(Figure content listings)
# # # # # # #
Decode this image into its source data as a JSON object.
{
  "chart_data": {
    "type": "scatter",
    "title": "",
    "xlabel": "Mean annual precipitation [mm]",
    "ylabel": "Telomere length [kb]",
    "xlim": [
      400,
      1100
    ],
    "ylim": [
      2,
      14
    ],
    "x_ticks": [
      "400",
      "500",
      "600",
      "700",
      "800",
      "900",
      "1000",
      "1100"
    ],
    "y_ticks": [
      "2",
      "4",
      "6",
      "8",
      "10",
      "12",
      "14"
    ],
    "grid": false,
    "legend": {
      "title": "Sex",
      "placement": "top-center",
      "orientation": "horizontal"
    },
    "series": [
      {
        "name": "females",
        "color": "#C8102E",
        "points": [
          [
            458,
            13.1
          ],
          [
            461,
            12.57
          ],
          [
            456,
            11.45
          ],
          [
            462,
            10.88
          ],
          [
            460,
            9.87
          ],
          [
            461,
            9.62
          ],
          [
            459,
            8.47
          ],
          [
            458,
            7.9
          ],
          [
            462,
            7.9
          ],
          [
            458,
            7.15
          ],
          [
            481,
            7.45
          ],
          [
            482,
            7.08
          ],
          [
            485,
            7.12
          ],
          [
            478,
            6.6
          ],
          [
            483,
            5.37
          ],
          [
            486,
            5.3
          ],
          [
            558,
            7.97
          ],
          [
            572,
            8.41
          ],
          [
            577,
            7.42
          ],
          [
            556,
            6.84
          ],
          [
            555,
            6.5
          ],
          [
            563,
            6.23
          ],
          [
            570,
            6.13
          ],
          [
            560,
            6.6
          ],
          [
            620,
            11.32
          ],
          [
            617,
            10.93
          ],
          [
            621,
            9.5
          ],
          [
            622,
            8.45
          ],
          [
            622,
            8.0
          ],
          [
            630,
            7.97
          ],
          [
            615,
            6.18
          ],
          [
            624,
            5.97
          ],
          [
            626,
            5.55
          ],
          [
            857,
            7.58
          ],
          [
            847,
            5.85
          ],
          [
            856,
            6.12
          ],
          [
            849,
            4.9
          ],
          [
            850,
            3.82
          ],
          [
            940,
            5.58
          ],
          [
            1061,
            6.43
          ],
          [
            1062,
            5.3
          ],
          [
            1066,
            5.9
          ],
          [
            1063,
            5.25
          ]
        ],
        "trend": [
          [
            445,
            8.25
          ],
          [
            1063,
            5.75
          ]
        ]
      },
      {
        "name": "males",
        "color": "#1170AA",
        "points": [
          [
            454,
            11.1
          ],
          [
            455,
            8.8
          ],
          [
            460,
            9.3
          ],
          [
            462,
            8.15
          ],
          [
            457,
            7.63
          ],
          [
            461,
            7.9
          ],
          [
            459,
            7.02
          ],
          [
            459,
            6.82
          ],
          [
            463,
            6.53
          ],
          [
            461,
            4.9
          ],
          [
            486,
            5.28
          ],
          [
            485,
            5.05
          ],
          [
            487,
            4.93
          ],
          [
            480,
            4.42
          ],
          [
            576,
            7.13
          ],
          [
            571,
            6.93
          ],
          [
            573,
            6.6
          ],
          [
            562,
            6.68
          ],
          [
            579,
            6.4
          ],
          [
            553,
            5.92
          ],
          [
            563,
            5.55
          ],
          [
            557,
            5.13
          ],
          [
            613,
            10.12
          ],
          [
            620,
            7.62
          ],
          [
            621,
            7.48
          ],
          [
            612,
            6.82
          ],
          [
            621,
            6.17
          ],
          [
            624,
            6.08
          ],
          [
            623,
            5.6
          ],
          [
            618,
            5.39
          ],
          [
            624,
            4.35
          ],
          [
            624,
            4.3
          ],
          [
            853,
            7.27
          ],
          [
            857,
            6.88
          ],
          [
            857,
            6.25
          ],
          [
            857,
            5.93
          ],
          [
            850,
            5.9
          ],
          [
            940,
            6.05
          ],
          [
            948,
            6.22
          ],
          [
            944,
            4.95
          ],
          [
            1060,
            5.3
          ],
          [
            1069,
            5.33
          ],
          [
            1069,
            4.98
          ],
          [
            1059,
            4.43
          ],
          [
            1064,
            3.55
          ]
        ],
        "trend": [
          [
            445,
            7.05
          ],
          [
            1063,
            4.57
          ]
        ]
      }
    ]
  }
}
# # # # # # #
§ **EXERCISE DETAILS**
Each line of the material must be restated exactly.

§ **SOLUTION TO THIS TASK**
Decode this image into its source data as a JSON object.
{
  "chart_data": {
    "type": "scatter",
    "title": "",
    "xlabel": "Mean annual precipitation [mm]",
    "ylabel": "Telomere length [kb]",
    "xlim": [
      400,
      1100
    ],
    "ylim": [
      2,
      14
    ],
    "x_ticks": [
      "400",
      "500",
      "600",
      "700",
      "800",
      "900",
      "1000",
      "1100"
    ],
    "y_ticks": [
      "2",
      "4",
      "6",
      "8",
      "10",
      "12",
      "14"
    ],
    "grid": false,
    "legend": {
      "title": "Sex",
      "placement": "top-center",
      "orientation": "horizontal"
    },
    "series": [
      {
        "name": "females",
        "color": "#C8102E",
        "points": [
          [
            458,
            13.1
          ],
          [
            461,
            12.57
          ],
          [
            456,
            11.45
          ],
          [
            462,
            10.88
          ],
          [
            460,
            9.87
          ],
          [
            461,
            9.62
          ],
          [
            459,
            8.47
          ],
          [
            458,
            7.9
          ],
          [
            462,
            7.9
          ],
          [
            458,
            7.15
          ],
          [
            481,
            7.45
          ],
          [
            482,
            7.08
          ],
          [
            485,
            7.12
          ],
          [
            478,
            6.6
          ],
          [
            483,
            5.37
          ],
          [
            486,
            5.3
          ],
          [
            558,
            7.97
          ],
          [
            572,
            8.41
          ],
          [
            577,
            7.42
          ],
          [
            556,
            6.84
          ],
          [
            555,
            6.5
          ],
          [
            563,
            6.23
          ],
          [
            570,
            6.13
          ],
          [
            560,
            6.6
          ],
          [
            620,
            11.32
          ],
          [
            617,
            10.93
          ],
          [
            621,
            9.5
          ],
          [
            622,
            8.45
          ],
          [
            622,
            8.0
          ],
          [
            630,
            7.97
          ],
          [
            615,
            6.18
          ],
          [
            624,
            5.97
          ],
          [
            626,
            5.55
          ],
          [
            857,
            7.58
          ],
          [
            847,
            5.85
          ],
          [
            856,
            6.12
          ],
          [
            849,
            4.9
          ],
          [
            850,
            3.82
          ],
          [
            940,
            5.58
          ],
          [
            1061,
            6.43
          ],
          [
            1062,
            5.3
          ],
          [
            1066,
            5.9
          ],
          [
            1063,
            5.25
          ]
        ],
        "trend": [
          [
            445,
            8.25
          ],
          [
            1063,
            5.75
          ]
        ]
      },
      {
        "name": "males",
        "color": "#1170AA",
        "points": [
          [
            454,
            11.1
          ],
          [
            455,
            8.8
          ],
          [
            460,
            9.3
          ],
          [
            462,
            8.15
          ],
          [
            457,
            7.63
          ],
          [
            461,
            7.9
          ],
          [
            459,
            7.02
          ],
          [
            459,
            6.82
          ],
          [
            463,
            6.53
          ],
          [
            461,
            4.9
          ],
          [
            486,
            5.28
          ],
          [
            485,
            5.05
          ],
          [
            487,
            4.93
          ],
          [
            480,
            4.42
          ],
          [
            576,
            7.13
          ],
          [
            571,
            6.93
          ],
          [
            573,
            6.6
          ],
          [
            562,
            6.68
          ],
          [
            579,
            6.4
          ],
          [
            553,
            5.92
          ],
          [
            563,
            5.55
          ],
          [
            557,
            5.13
          ],
          [
            613,
            10.12
          ],
          [
            620,
            7.62
          ],
          [
            621,
            7.48
          ],
          [
            612,
            6.82
          ],
          [
            621,
            6.17
          ],
          [
            624,
            6.08
          ],
          [
            623,
            5.6
          ],
          [
            618,
            5.39
          ],
          [
            624,
            4.35
          ],
          [
            624,
            4.3
          ],
          [
            853,
            7.27
          ],
          [
            857,
            6.88
          ],
          [
            857,
            6.25
          ],
          [
            857,
            5.93
          ],
          [
            850,
            5.9
          ],
          [
            940,
            6.05
          ],
          [
            948,
            6.22
          ],
          [
            944,
            4.95
          ],
          [
            1060,
            5.3
          ],
          [
            1069,
            5.33
          ],
          [
            1069,
            4.98
          ],
          [
            1059,
            4.43
          ],
          [
            1064,
            3.55
          ]
        ],
        "trend": [
          [
            445,
            7.05
          ],
          [
            1063,
            4.57
          ]
        ]
      }
    ]
  }
}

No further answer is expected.